WORK TO COMPLETE: Render every entry verbatim.

ROWS:
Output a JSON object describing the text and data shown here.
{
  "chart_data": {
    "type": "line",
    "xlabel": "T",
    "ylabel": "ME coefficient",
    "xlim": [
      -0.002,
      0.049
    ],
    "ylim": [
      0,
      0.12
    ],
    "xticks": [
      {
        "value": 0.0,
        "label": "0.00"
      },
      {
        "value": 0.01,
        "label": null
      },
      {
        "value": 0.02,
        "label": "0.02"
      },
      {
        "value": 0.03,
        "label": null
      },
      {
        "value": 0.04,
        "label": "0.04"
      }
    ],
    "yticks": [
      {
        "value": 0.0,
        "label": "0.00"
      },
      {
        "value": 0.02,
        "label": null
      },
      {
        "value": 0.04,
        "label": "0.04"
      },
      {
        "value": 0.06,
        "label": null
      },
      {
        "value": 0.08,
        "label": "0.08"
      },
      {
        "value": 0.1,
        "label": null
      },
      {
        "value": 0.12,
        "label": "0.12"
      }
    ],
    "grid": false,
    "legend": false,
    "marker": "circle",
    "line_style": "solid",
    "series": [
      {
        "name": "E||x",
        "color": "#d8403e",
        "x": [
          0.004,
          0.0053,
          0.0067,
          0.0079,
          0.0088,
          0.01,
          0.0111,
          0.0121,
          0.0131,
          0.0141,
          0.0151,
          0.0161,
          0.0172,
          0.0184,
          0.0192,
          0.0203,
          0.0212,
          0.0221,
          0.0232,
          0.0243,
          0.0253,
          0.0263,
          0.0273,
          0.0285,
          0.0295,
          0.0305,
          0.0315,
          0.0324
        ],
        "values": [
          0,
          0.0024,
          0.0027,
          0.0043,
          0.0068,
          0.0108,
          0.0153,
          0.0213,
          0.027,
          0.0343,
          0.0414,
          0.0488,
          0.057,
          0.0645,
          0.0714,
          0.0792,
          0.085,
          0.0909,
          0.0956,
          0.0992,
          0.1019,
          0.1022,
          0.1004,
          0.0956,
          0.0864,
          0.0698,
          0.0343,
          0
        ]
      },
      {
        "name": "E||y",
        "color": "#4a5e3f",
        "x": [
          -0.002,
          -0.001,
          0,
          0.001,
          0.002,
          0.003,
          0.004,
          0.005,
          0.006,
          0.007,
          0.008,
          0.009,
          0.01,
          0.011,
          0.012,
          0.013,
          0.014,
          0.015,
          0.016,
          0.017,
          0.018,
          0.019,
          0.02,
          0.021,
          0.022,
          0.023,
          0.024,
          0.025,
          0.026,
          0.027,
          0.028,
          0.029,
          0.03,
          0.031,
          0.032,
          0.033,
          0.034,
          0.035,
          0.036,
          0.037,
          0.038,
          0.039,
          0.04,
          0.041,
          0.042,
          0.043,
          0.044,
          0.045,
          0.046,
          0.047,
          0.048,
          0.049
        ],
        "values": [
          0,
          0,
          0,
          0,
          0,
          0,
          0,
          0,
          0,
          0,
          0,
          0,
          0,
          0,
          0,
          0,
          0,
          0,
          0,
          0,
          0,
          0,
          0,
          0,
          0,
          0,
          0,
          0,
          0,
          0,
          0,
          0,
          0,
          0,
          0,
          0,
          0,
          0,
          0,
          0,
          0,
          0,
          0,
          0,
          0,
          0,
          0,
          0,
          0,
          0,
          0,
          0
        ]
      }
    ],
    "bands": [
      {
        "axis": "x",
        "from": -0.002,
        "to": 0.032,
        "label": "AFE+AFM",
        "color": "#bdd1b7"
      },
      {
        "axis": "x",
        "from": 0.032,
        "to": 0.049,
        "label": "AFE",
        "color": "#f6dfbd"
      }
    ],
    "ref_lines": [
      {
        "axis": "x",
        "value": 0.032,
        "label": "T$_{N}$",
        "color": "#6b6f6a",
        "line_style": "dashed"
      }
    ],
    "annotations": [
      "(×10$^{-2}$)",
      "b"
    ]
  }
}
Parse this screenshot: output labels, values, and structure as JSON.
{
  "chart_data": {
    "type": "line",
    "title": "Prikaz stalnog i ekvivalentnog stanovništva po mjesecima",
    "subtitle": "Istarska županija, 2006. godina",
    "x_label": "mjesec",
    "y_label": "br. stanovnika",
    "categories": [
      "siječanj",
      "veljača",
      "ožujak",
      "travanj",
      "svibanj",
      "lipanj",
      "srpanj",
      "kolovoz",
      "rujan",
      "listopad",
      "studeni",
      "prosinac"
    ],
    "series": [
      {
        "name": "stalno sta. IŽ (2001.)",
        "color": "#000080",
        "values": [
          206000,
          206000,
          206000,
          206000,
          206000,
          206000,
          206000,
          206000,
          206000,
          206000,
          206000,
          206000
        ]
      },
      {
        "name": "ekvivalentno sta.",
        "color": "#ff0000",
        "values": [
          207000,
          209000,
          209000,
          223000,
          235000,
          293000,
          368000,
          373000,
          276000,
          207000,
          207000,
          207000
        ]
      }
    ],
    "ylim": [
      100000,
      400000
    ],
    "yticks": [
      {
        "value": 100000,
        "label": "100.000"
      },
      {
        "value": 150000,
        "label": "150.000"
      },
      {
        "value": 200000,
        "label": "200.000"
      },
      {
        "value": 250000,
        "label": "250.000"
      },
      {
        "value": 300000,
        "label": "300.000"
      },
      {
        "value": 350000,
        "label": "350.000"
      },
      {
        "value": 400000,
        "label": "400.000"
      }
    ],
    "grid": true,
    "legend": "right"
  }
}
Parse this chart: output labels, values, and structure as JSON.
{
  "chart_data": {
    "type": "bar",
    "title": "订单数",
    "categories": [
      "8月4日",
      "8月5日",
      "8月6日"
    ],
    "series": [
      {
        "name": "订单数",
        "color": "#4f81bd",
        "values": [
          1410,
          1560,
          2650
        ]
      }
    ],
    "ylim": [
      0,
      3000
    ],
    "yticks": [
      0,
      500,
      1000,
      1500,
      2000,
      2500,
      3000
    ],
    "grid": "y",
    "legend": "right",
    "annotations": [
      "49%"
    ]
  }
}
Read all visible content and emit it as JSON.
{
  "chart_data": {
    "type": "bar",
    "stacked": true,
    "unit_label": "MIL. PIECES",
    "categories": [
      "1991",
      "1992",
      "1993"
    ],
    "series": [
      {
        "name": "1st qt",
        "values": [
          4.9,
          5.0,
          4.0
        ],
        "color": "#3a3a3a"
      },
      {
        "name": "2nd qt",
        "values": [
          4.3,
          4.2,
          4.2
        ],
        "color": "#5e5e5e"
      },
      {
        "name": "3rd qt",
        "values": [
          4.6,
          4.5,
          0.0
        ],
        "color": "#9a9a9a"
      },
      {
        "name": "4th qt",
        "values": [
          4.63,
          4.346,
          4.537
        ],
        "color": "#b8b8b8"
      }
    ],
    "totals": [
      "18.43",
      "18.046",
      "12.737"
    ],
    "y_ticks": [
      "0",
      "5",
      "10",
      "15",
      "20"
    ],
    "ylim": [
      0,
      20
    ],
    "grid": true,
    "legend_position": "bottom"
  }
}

COMPLETE RESPONSE:
Output a JSON object describing the text and data shown here.
{
  "chart_data": {
    "type": "line",
    "xlabel": "T",
    "ylabel": "ME coefficient",
    "xlim": [
      -0.002,
      0.049
    ],
    "ylim": [
      0,
      0.12
    ],
    "xticks": [
      {
        "value": 0.0,
        "label": "0.00"
      },
      {
        "value": 0.01,
        "label": null
      },
      {
        "value": 0.02,
        "label": "0.02"
      },
      {
        "value": 0.03,
        "label": null
      },
      {
        "value": 0.04,
        "label": "0.04"
      }
    ],
    "yticks": [
      {
        "value": 0.0,
        "label": "0.00"
      },
      {
        "value": 0.02,
        "label": null
      },
      {
        "value": 0.04,
        "label": "0.04"
      },
      {
        "value": 0.06,
        "label": null
      },
      {
        "value": 0.08,
        "label": "0.08"
      },
      {
        "value": 0.1,
        "label": null
      },
      {
        "value": 0.12,
        "label": "0.12"
      }
    ],
    "grid": false,
    "legend": false,
    "marker": "circle",
    "line_style": "solid",
    "series": [
      {
        "name": "E||x",
        "color": "#d8403e",
        "x": [
          0.004,
          0.0053,
          0.0067,
          0.0079,
          0.0088,
          0.01,
          0.0111,
          0.0121,
          0.0131,
          0.0141,
          0.0151,
          0.0161,
          0.0172,
          0.0184,
          0.0192,
          0.0203,
          0.0212,
          0.0221,
          0.0232,
          0.0243,
          0.0253,
          0.0263,
          0.0273,
          0.0285,
          0.0295,
          0.0305,
          0.0315,
          0.0324
        ],
        "values": [
          0,
          0.0024,
          0.0027,
          0.0043,
          0.0068,
          0.0108,
          0.0153,
          0.0213,
          0.027,
          0.0343,
          0.0414,
          0.0488,
          0.057,
          0.0645,
          0.0714,
          0.0792,
          0.085,
          0.0909,
          0.0956,
          0.0992,
          0.1019,
          0.1022,
          0.1004,
          0.0956,
          0.0864,
          0.0698,
          0.0343,
          0
        ]
      },
      {
        "name": "E||y",
        "color": "#4a5e3f",
        "x": [
          -0.002,
          -0.001,
          0,
          0.001,
          0.002,
          0.003,
          0.004,
          0.005,
          0.006,
          0.007,
          0.008,
          0.009,
          0.01,
          0.011,
          0.012,
          0.013,
          0.014,
          0.015,
          0.016,
          0.017,
          0.018,
          0.019,
          0.02,
          0.021,
          0.022,
          0.023,
          0.024,
          0.025,
          0.026,
          0.027,
          0.028,
          0.029,
          0.03,
          0.031,
          0.032,
          0.033,
          0.034,
          0.035,
          0.036,
          0.037,
          0.038,
          0.039,
          0.04,
          0.041,
          0.042,
          0.043,
          0.044,
          0.045,
          0.046,
          0.047,
          0.048,
          0.049
        ],
        "values": [
          0,
          0,
          0,
          0,
          0,
          0,
          0,
          0,
          0,
          0,
          0,
          0,
          0,
          0,
          0,
          0,
          0,
          0,
          0,
          0,
          0,
          0,
          0,
          0,
          0,
          0,
          0,
          0,
          0,
          0,
          0,
          0,
          0,
          0,
          0,
          0,
          0,
          0,
          0,
          0,
          0,
          0,
          0,
          0,
          0,
          0,
          0,
          0,
          0,
          0,
          0,
          0
        ]
      }
    ],
    "bands": [
      {
        "axis": "x",
        "from": -0.002,
        "to": 0.032,
        "label": "AFE+AFM",
        "color": "#bdd1b7"
      },
      {
        "axis": "x",
        "from": 0.032,
        "to": 0.049,
        "label": "AFE",
        "color": "#f6dfbd"
      }
    ],
    "ref_lines": [
      {
        "axis": "x",
        "value": 0.032,
        "label": "T$_{N}$",
        "color": "#6b6f6a",
        "line_style": "dashed"
      }
    ],
    "annotations": [
      "(×10$^{-2}$)",
      "b"
    ]
  }
}
Parse this screenshot: output labels, values, and structure as JSON.
{
  "chart_data": {
    "type": "line",
    "title": "Prikaz stalnog i ekvivalentnog stanovništva po mjesecima",
    "subtitle": "Istarska županija, 2006. godina",
    "x_label": "mjesec",
    "y_label": "br. stanovnika",
    "categories": [
      "siječanj",
      "veljača",
      "ožujak",
      "travanj",
      "svibanj",
      "lipanj",
      "srpanj",
      "kolovoz",
      "rujan",
      "listopad",
      "studeni",
      "prosinac"
    ],
    "series": [
      {
        "name": "stalno sta. IŽ (2001.)",
        "color": "#000080",
        "values": [
          206000,
          206000,
          206000,
          206000,
          206000,
          206000,
          206000,
          206000,
          206000,
          206000,
          206000,
          206000
        ]
      },
      {
        "name": "ekvivalentno sta.",
        "color": "#ff0000",
        "values": [
          207000,
          209000,
          209000,
          223000,
          235000,
          293000,
          368000,
          373000,
          276000,
          207000,
          207000,
          207000
        ]
      }
    ],
    "ylim": [
      100000,
      400000
    ],
    "yticks": [
      {
        "value": 100000,
        "label": "100.000"
      },
      {
        "value": 150000,
        "label": "150.000"
      },
      {
        "value": 200000,
        "label": "200.000"
      },
      {
        "value": 250000,
        "label": "250.000"
      },
      {
        "value": 300000,
        "label": "300.000"
      },
      {
        "value": 350000,
        "label": "350.000"
      },
      {
        "value": 400000,
        "label": "400.000"
      }
    ],
    "grid": true,
    "legend": "right"
  }
}
Parse this chart: output labels, values, and structure as JSON.
{
  "chart_data": {
    "type": "bar",
    "title": "订单数",
    "categories": [
      "8月4日",
      "8月5日",
      "8月6日"
    ],
    "series": [
      {
        "name": "订单数",
        "color": "#4f81bd",
        "values": [
          1410,
          1560,
          2650
        ]
      }
    ],
    "ylim": [
      0,
      3000
    ],
    "yticks": [
      0,
      500,
      1000,
      1500,
      2000,
      2500,
      3000
    ],
    "grid": "y",
    "legend": "right",
    "annotations": [
      "49%"
    ]
  }
}
Read all visible content and emit it as JSON.
{
  "chart_data": {
    "type": "bar",
    "stacked": true,
    "unit_label": "MIL. PIECES",
    "categories": [
      "1991",
      "1992",
      "1993"
    ],
    "series": [
      {
        "name": "1st qt",
        "values": [
          4.9,
          5.0,
          4.0
        ],
        "color": "#3a3a3a"
      },
      {
        "name": "2nd qt",
        "values": [
          4.3,
          4.2,
          4.2
        ],
        "color": "#5e5e5e"
      },
      {
        "name": "3rd qt",
        "values": [
          4.6,
          4.5,
          0.0
        ],
        "color": "#9a9a9a"
      },
      {
        "name": "4th qt",
        "values": [
          4.63,
          4.346,
          4.537
        ],
        "color": "#b8b8b8"
      }
    ],
    "totals": [
      "18.43",
      "18.046",
      "12.737"
    ],
    "y_ticks": [
      "0",
      "5",
      "10",
      "15",
      "20"
    ],
    "ylim": [
      0,
      20
    ],
    "grid": true,
    "legend_position": "bottom"
  }
}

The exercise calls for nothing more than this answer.